START Stored records

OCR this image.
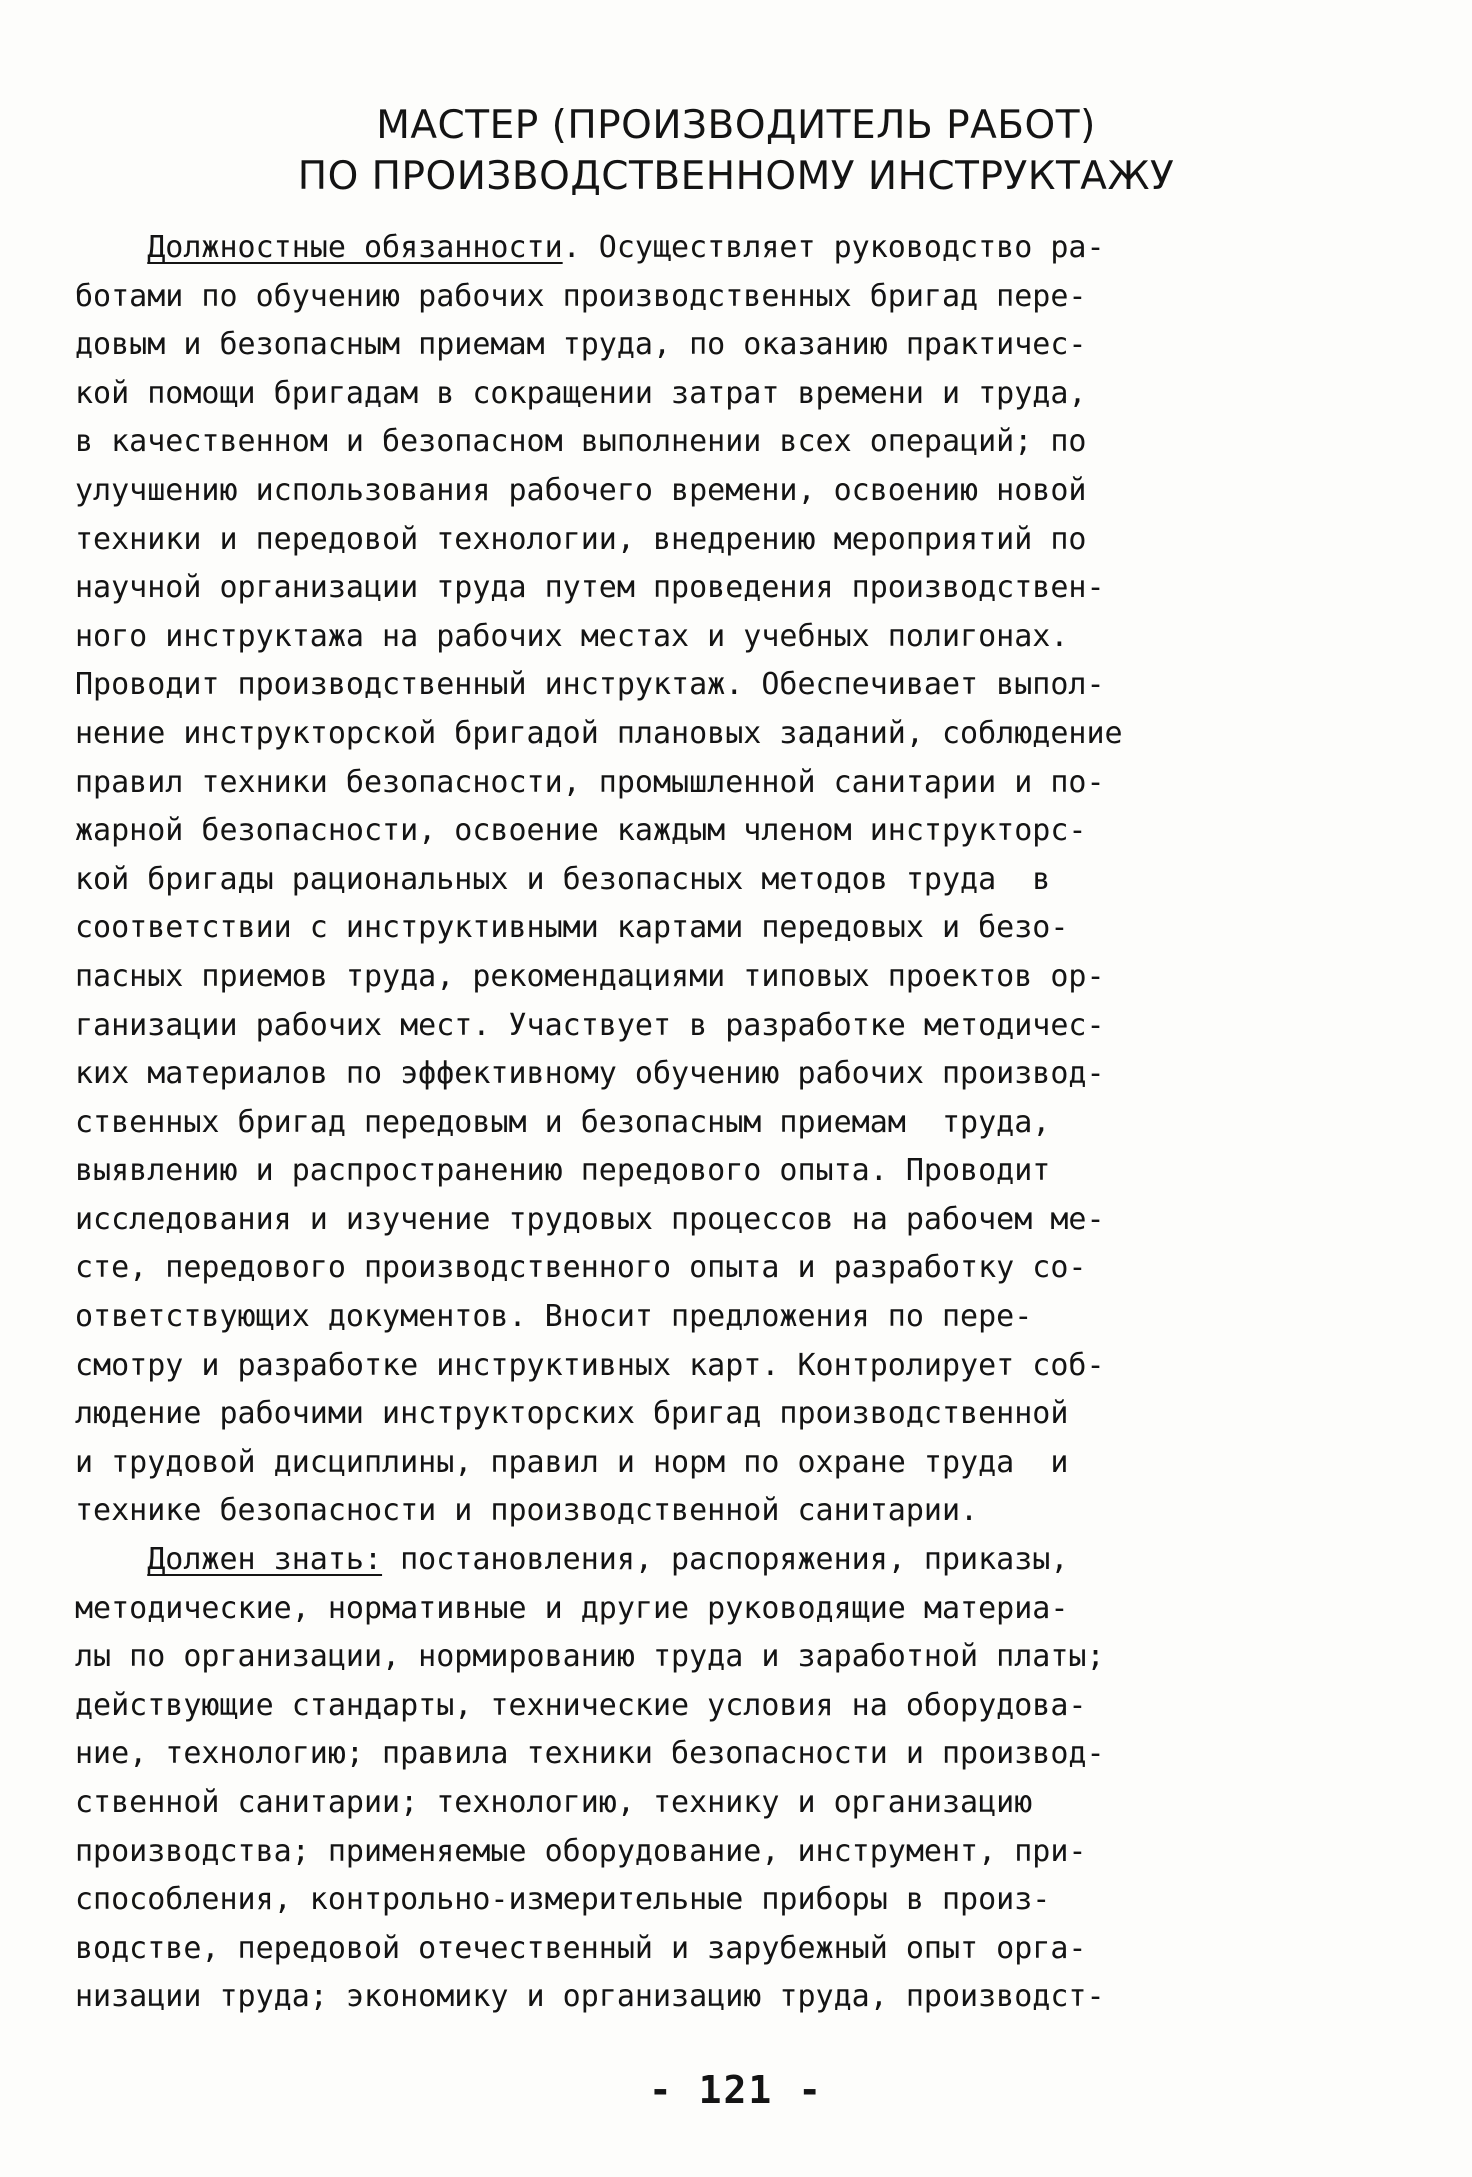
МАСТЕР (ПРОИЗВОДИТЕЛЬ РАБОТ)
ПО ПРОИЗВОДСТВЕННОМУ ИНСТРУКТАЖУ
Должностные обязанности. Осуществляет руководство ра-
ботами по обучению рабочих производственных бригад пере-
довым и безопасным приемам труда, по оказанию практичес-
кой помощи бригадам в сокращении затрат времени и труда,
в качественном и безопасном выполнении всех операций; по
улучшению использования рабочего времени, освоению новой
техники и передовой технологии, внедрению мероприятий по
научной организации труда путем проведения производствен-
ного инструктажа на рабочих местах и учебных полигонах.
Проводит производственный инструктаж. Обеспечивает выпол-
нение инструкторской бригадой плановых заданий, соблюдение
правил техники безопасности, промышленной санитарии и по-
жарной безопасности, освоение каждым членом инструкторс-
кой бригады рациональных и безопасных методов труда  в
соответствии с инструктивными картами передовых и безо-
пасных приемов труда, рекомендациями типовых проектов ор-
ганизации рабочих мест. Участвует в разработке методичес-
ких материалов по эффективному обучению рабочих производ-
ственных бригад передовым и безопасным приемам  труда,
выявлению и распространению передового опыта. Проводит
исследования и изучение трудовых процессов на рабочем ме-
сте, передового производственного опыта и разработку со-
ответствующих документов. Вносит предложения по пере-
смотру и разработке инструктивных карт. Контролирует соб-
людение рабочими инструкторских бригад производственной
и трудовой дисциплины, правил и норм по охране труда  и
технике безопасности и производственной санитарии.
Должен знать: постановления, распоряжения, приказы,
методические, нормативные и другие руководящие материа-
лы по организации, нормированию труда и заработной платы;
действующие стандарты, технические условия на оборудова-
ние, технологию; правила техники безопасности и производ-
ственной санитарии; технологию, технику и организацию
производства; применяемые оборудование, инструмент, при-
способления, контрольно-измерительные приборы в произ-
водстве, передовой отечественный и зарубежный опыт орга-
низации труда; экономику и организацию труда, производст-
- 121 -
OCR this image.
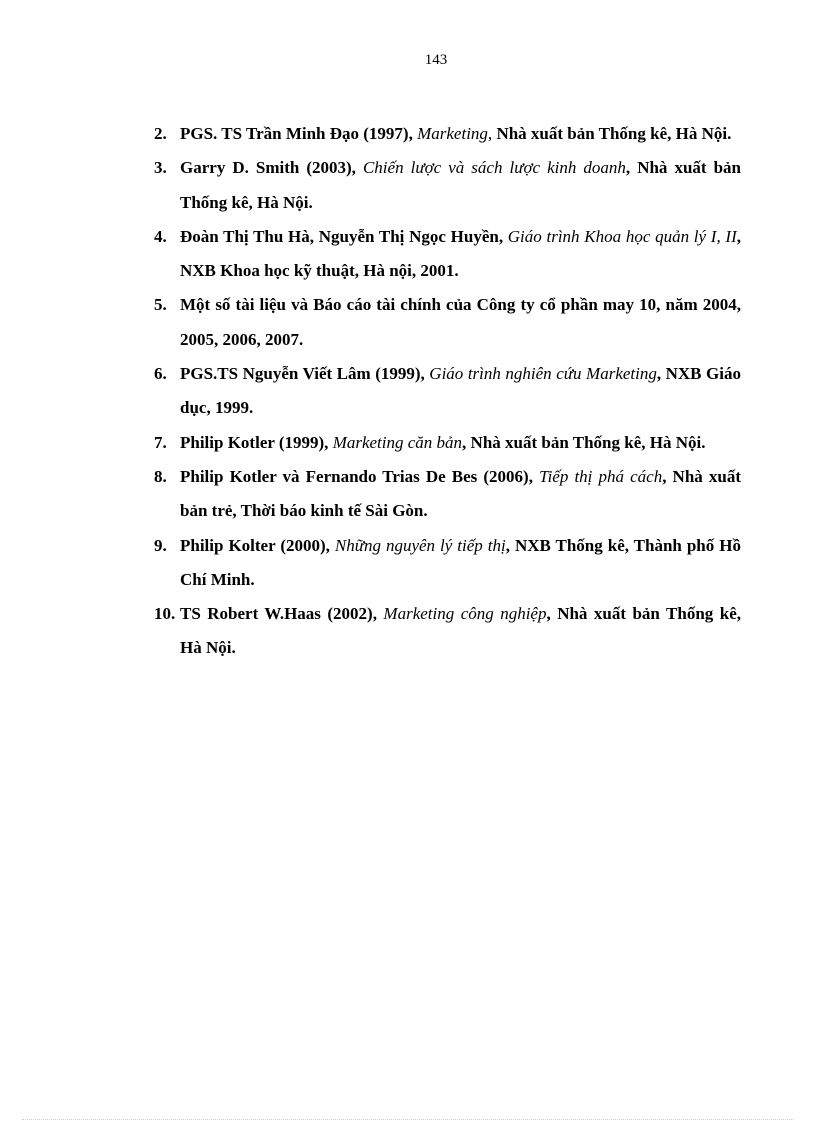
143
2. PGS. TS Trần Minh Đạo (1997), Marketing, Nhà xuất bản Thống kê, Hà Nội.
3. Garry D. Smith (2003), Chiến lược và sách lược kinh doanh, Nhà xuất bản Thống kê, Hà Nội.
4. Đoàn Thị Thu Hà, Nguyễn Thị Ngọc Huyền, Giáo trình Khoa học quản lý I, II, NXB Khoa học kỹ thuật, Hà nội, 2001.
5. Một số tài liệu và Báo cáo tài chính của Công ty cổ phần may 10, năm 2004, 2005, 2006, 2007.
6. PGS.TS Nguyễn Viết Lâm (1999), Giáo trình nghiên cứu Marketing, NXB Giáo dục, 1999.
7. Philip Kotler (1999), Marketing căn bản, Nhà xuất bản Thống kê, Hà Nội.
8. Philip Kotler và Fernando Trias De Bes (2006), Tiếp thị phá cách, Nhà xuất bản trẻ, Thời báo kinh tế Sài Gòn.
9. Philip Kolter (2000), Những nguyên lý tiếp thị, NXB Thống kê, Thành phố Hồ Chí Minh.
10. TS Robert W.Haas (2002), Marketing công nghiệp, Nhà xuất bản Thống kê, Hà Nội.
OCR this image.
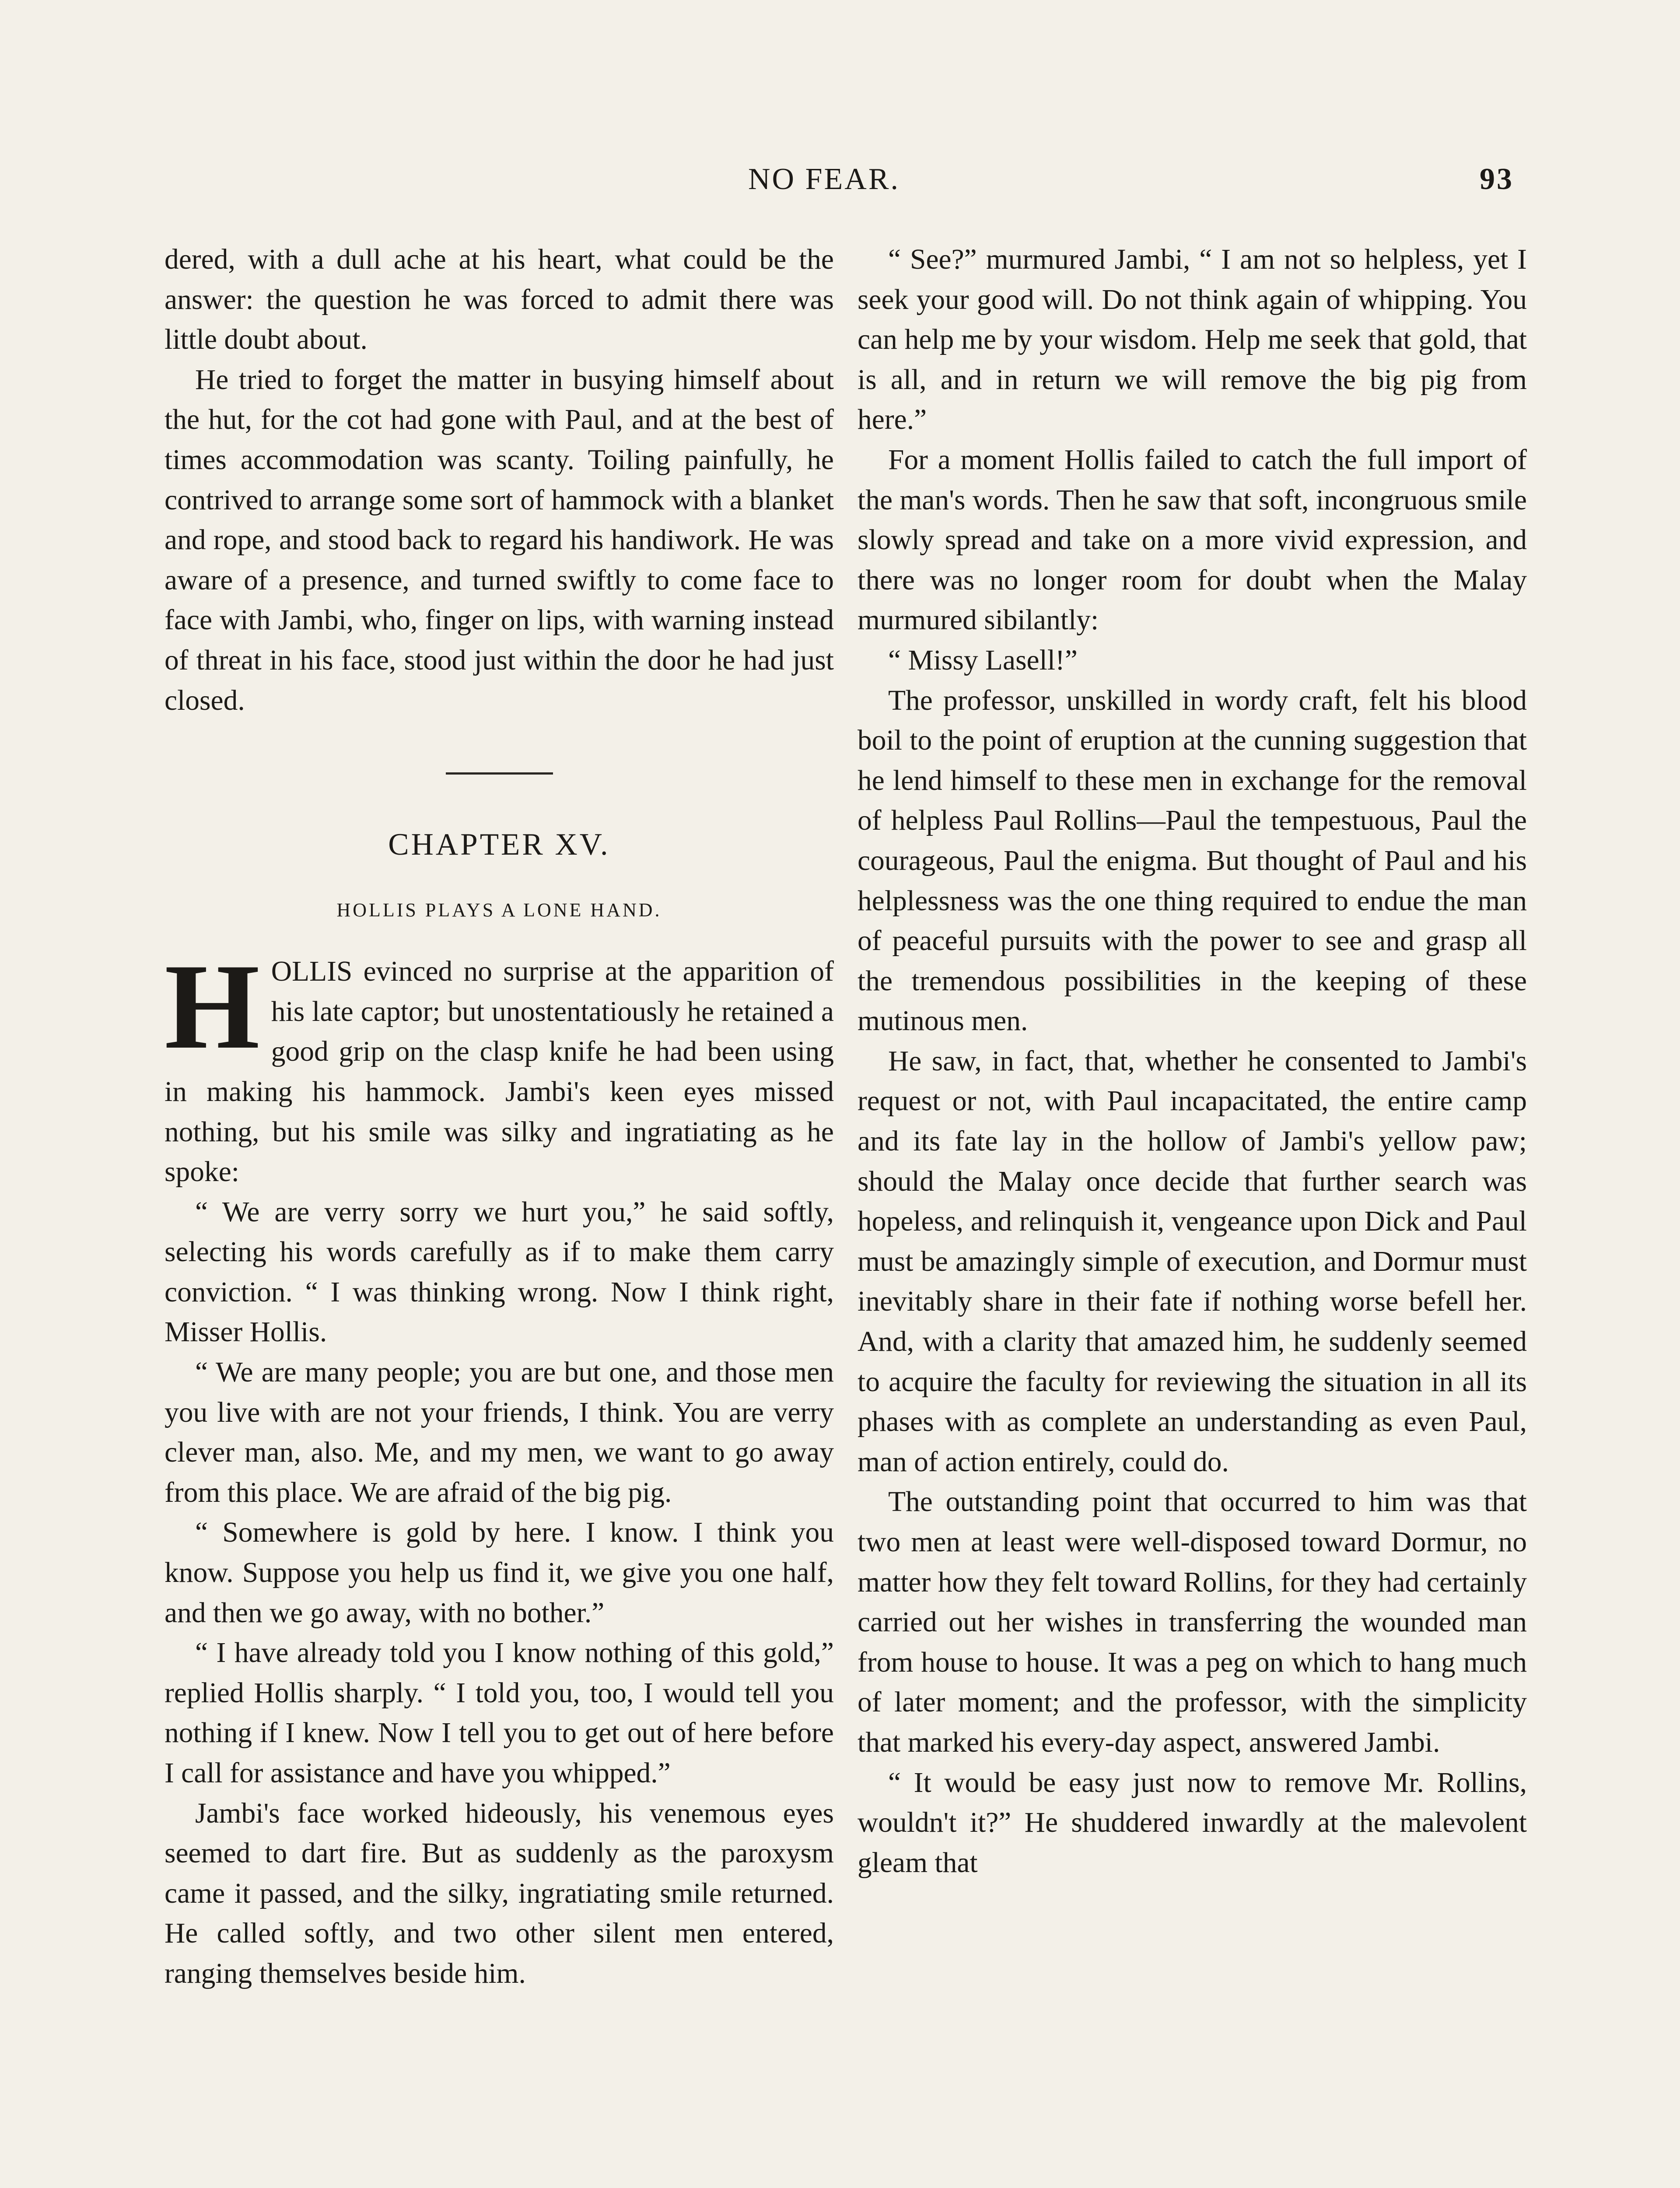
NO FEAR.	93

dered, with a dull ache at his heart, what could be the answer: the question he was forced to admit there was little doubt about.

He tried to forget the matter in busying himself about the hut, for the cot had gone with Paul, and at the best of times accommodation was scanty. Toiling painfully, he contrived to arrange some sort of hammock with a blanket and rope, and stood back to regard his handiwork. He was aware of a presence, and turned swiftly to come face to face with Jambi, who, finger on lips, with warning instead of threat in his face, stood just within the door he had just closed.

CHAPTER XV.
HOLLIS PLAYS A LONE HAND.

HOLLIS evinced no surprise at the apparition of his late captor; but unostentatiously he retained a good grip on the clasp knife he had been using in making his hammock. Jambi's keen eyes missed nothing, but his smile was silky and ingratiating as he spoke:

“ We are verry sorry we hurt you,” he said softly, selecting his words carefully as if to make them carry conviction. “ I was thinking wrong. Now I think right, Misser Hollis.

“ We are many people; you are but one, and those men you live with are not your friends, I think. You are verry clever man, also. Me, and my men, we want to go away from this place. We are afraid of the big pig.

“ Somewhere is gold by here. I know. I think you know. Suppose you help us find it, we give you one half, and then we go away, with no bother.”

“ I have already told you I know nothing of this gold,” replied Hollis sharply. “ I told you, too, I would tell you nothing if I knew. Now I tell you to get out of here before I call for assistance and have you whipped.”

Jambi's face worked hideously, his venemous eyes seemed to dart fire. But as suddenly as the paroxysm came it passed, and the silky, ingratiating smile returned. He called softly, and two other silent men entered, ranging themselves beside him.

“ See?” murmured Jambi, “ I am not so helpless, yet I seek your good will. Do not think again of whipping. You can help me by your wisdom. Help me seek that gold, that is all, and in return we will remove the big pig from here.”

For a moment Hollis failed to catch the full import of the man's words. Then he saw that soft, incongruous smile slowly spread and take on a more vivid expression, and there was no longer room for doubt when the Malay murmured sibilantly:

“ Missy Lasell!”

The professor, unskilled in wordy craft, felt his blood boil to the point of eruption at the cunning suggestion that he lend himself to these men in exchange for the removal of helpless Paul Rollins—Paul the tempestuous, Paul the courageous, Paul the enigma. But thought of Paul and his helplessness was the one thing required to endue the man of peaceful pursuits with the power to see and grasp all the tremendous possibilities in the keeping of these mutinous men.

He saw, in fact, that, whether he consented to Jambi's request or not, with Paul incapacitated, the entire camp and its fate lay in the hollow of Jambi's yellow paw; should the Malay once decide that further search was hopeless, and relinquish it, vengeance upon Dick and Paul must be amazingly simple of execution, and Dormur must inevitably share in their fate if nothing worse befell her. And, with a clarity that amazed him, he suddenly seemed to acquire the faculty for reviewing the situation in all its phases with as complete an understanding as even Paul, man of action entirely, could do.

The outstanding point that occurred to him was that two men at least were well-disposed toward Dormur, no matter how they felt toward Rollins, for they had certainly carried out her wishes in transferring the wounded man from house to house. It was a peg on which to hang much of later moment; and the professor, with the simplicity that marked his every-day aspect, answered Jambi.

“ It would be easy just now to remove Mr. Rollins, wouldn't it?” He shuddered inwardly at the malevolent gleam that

END Stored records

→ Aim of the exercise:
Within the material above, find the lines that contain the word "verry"; copy them.

→ Complete output:
“ We are verry sorry we hurt you,” he said softly, selecting his words carefully as if to make them carry conviction. “ I was thinking wrong. Now I think right, Misser Hollis.
“ We are many people; you are but one, and those men you live with are not your friends, I think. You are verry clever man, also. Me, and my men, we want to go away from this place. We are afraid of the big pig.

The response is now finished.